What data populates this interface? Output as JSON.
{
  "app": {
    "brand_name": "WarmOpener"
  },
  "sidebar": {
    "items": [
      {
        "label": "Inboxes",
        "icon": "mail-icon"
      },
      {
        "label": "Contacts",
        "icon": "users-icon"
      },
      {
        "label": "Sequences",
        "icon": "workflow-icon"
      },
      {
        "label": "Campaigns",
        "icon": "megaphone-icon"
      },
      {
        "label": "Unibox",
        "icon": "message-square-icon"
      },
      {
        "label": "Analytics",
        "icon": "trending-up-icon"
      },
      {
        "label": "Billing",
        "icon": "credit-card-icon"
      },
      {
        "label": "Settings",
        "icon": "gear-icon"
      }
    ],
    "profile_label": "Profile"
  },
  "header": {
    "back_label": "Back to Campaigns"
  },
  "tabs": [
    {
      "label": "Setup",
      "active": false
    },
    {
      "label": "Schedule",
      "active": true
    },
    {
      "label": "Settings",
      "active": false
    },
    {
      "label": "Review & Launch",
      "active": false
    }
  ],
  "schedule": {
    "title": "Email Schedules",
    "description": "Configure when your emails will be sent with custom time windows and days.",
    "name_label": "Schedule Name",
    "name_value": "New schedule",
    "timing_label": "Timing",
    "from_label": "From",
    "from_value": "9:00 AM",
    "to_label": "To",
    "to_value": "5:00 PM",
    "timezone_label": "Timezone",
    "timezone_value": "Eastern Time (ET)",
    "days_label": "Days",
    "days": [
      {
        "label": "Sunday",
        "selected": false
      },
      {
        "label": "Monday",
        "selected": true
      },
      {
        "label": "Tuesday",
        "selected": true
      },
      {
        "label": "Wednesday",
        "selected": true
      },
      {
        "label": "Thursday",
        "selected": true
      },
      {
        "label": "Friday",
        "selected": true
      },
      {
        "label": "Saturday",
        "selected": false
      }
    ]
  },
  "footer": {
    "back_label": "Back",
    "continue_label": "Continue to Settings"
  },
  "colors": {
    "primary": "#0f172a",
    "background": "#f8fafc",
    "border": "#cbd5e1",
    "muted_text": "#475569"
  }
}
-----
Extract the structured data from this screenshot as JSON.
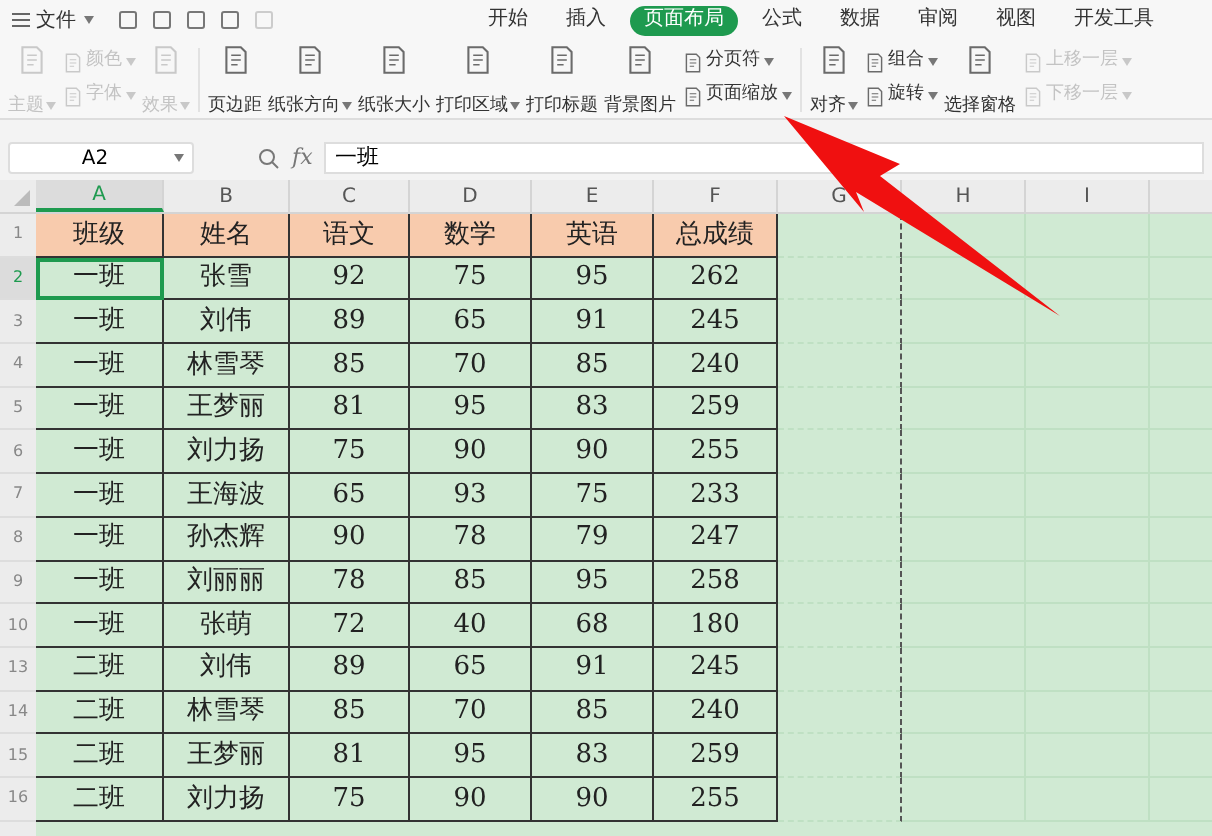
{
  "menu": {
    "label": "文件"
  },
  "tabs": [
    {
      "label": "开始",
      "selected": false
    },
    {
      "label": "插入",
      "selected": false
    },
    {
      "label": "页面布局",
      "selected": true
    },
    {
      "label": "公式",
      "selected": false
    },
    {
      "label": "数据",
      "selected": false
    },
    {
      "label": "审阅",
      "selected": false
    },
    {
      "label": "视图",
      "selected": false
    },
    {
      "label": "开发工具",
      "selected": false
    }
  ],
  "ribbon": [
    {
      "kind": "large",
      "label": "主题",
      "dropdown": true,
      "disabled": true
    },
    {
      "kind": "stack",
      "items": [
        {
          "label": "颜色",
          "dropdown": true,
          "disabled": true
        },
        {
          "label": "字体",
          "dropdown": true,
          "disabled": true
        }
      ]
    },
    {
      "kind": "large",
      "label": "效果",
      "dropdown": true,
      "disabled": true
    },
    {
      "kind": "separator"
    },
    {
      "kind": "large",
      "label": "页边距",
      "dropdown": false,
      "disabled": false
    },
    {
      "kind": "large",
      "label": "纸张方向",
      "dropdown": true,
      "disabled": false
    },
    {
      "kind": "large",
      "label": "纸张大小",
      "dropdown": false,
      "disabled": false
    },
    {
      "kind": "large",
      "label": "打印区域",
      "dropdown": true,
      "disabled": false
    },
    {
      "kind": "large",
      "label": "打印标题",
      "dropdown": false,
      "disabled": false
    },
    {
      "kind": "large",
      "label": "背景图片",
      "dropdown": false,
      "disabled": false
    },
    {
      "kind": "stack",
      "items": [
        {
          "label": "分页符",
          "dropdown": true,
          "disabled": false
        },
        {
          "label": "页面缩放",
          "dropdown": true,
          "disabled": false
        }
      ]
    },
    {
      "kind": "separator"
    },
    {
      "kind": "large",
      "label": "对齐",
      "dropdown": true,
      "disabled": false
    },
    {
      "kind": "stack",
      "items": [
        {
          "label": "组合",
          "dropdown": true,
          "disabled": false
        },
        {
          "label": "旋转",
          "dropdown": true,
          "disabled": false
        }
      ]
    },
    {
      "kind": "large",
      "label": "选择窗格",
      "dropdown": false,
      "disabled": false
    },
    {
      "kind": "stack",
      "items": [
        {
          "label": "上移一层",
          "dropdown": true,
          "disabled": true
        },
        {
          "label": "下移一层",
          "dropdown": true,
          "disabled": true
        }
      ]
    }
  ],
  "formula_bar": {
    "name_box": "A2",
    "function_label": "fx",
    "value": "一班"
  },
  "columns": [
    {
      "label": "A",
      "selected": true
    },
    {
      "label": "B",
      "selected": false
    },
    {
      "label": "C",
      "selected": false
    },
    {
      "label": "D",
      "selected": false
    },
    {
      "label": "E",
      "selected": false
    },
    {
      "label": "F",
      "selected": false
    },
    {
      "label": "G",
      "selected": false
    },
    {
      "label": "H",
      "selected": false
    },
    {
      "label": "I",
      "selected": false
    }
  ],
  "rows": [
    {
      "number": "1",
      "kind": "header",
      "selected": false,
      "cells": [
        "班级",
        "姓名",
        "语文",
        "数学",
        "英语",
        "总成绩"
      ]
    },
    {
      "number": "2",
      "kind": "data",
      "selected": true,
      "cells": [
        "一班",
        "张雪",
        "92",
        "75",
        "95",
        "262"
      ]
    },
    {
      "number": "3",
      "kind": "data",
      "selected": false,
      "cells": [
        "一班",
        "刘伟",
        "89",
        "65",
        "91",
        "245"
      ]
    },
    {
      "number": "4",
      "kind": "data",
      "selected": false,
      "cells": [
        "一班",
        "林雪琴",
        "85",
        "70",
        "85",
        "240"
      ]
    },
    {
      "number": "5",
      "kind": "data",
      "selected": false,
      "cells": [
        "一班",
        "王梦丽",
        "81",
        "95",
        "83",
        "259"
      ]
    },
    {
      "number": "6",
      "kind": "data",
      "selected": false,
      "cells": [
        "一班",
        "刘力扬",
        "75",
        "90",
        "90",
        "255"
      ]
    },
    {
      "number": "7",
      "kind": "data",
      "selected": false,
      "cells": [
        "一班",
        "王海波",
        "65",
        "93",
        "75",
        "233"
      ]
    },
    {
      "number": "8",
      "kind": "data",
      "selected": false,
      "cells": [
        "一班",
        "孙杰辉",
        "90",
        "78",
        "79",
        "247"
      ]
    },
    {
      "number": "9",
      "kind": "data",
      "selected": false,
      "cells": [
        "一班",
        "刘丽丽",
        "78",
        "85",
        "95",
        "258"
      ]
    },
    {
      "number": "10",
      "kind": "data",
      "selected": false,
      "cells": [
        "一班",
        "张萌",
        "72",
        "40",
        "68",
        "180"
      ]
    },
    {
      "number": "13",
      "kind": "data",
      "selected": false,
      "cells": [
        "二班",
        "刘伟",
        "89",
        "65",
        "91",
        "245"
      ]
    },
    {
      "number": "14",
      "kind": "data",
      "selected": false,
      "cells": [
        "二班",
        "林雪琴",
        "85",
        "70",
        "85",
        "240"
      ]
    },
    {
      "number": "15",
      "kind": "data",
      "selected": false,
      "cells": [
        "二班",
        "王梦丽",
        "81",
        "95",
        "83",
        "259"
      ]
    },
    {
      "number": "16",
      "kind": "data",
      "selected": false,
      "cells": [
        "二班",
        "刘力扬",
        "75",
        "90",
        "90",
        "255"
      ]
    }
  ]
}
-----
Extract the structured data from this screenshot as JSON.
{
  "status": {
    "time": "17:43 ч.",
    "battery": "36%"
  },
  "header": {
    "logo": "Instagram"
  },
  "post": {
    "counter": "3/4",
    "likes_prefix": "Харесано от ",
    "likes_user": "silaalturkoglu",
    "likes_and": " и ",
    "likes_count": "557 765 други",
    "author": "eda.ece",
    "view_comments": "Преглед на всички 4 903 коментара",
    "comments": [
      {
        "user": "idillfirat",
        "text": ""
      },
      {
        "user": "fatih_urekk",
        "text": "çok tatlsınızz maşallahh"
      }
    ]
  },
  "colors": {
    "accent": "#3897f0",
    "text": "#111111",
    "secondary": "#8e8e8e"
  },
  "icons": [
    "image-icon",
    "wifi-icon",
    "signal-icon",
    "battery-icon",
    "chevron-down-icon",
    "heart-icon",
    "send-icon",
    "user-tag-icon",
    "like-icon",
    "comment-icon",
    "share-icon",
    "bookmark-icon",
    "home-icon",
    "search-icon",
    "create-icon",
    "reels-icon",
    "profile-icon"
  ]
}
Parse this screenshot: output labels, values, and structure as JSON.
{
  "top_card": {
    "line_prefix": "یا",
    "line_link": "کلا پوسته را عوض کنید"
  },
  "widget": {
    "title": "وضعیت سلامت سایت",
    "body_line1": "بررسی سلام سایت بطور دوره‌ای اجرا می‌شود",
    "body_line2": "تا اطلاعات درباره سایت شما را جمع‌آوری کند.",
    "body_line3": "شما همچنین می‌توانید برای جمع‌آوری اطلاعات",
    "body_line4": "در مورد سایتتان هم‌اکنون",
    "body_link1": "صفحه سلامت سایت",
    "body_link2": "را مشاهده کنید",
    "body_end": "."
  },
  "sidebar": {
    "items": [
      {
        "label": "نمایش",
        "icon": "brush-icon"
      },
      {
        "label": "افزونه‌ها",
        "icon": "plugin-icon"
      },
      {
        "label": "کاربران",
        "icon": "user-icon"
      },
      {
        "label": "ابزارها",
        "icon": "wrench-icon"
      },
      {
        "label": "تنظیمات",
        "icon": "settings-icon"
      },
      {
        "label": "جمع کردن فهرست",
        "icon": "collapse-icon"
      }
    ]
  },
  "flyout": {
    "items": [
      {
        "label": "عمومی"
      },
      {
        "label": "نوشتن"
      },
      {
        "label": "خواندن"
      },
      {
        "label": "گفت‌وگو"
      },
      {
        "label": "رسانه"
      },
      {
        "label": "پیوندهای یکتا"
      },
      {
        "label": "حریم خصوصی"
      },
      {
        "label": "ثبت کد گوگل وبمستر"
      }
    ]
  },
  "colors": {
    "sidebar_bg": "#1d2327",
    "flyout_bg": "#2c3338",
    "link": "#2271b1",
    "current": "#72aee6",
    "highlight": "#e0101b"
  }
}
-----
WHAT IS NEEDED
What count of lines in the listing contain the word "اطلاعات"? Reply with the number only.

SOLUTION BELOW
2